Task
Copy each line below that contains "true".

Input data
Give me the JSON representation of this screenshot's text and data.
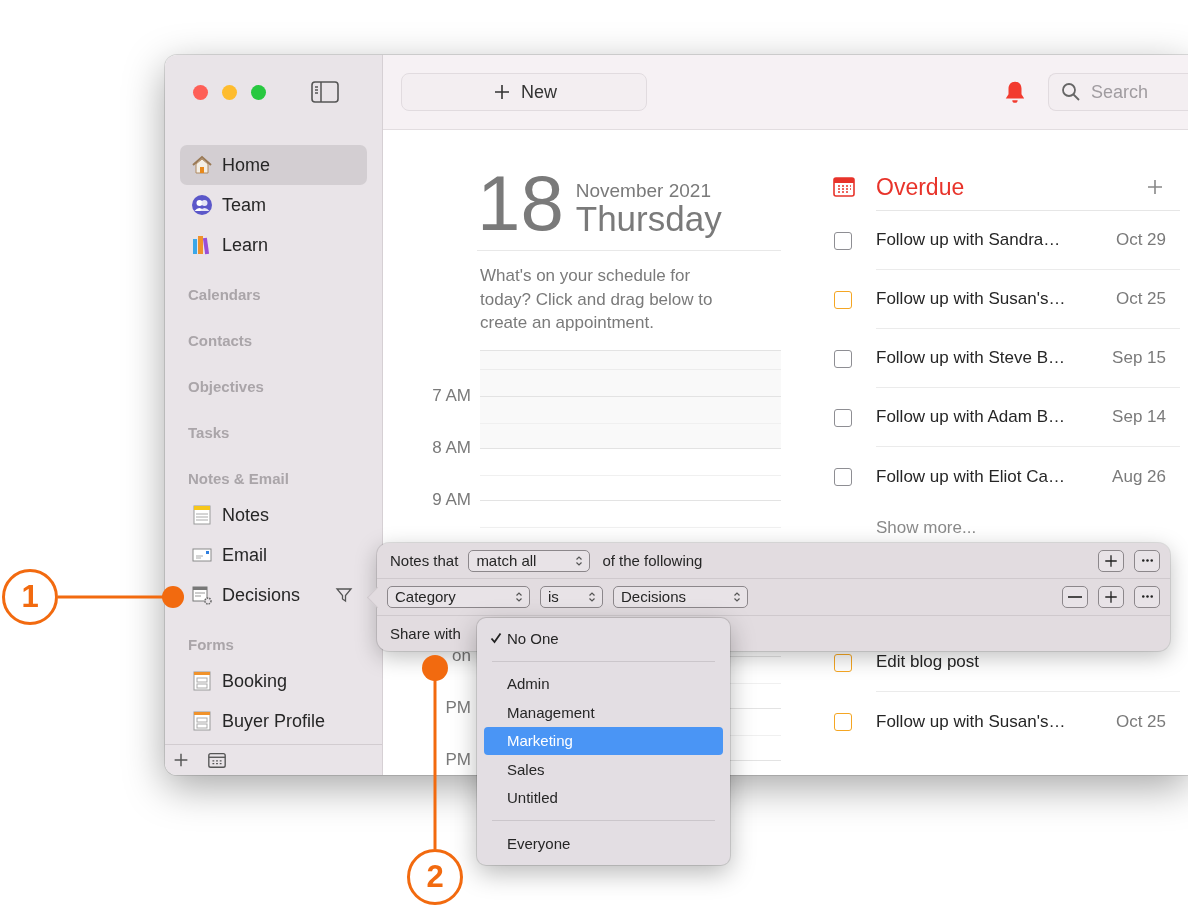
{
  "sidebar": {
    "entries": [
      {
        "kind": "item",
        "label": "Home",
        "selected": true,
        "filtered": false
      },
      {
        "kind": "item",
        "label": "Team",
        "selected": false,
        "filtered": false
      },
      {
        "kind": "item",
        "label": "Learn",
        "selected": false,
        "filtered": false
      },
      {
        "kind": "section",
        "label": "Calendars"
      },
      {
        "kind": "section",
        "label": "Contacts"
      },
      {
        "kind": "section",
        "label": "Objectives"
      },
      {
        "kind": "section",
        "label": "Tasks"
      },
      {
        "kind": "section",
        "label": "Notes & Email"
      },
      {
        "kind": "item",
        "label": "Notes",
        "selected": false,
        "filtered": false
      },
      {
        "kind": "item",
        "label": "Email",
        "selected": false,
        "filtered": false
      },
      {
        "kind": "item",
        "label": "Decisions",
        "selected": false,
        "filtered": true
      },
      {
        "kind": "section",
        "label": "Forms"
      },
      {
        "kind": "item",
        "label": "Booking",
        "selected": false,
        "filtered": false
      },
      {
        "kind": "item",
        "label": "Buyer Profile",
        "selected": false,
        "filtered": false
      }
    ]
  },
  "toolbar": {
    "new_button": "New",
    "search": {
      "placeholder": "Search"
    }
  },
  "day": {
    "date": "18",
    "month_year": "November 2021",
    "weekday": "Thursday",
    "hint": "What's on your schedule for today? Click and drag below to create an appointment.",
    "slots": [
      {
        "kind": "hour",
        "label": "7 AM"
      },
      {
        "kind": "hour",
        "label": "8 AM"
      },
      {
        "kind": "hour",
        "label": "9 AM"
      },
      {
        "kind": "covered"
      },
      {
        "kind": "covered"
      },
      {
        "kind": "hour",
        "label": "on"
      },
      {
        "kind": "hour",
        "label": "PM"
      },
      {
        "kind": "hour",
        "label": "PM"
      }
    ]
  },
  "overdue": {
    "title": "Overdue",
    "tasks": [
      {
        "title": "Follow up with Sandra…",
        "due": "Oct 29",
        "color": "#8e8e93"
      },
      {
        "title": "Follow up with Susan's…",
        "due": "Oct 25",
        "color": "#f5a623"
      },
      {
        "title": "Follow up with Steve B…",
        "due": "Sep 15",
        "color": "#8e8e93"
      },
      {
        "title": "Follow up with Adam B…",
        "due": "Sep 14",
        "color": "#8e8e93"
      },
      {
        "title": "Follow up with Eliot Ca…",
        "due": "Aug 26",
        "color": "#8e8e93"
      }
    ],
    "show_more": "Show more...",
    "later_tasks": [
      {
        "title": "Edit blog post",
        "color": "#f5a623"
      },
      {
        "title": "Follow up with Susan's…",
        "due": "Oct 25",
        "color": "#f5a623"
      }
    ]
  },
  "filter_popover": {
    "rows": [
      {
        "kind": "header",
        "lead": "Notes that",
        "match": "match all",
        "trail": "of the following"
      },
      {
        "kind": "rule",
        "field": "Category",
        "operator": "is",
        "value": "Decisions"
      },
      {
        "kind": "share",
        "label": "Share with"
      }
    ]
  },
  "share_menu": {
    "items": [
      {
        "kind": "item",
        "label": "No One",
        "checked": true,
        "selected": false
      },
      {
        "kind": "separator"
      },
      {
        "kind": "item",
        "label": "Admin",
        "checked": false,
        "selected": false
      },
      {
        "kind": "item",
        "label": "Management",
        "checked": false,
        "selected": false
      },
      {
        "kind": "item",
        "label": "Marketing",
        "checked": false,
        "selected": true
      },
      {
        "kind": "item",
        "label": "Sales",
        "checked": false,
        "selected": false
      },
      {
        "kind": "item",
        "label": "Untitled",
        "checked": false,
        "selected": false
      },
      {
        "kind": "separator"
      },
      {
        "kind": "item",
        "label": "Everyone",
        "checked": false,
        "selected": false
      }
    ]
  },
  "callouts": [
    {
      "number": "1"
    },
    {
      "number": "2"
    }
  ]
}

Solution
        "selected": true,
        "filtered": true
        "checked": true,
        "selected": true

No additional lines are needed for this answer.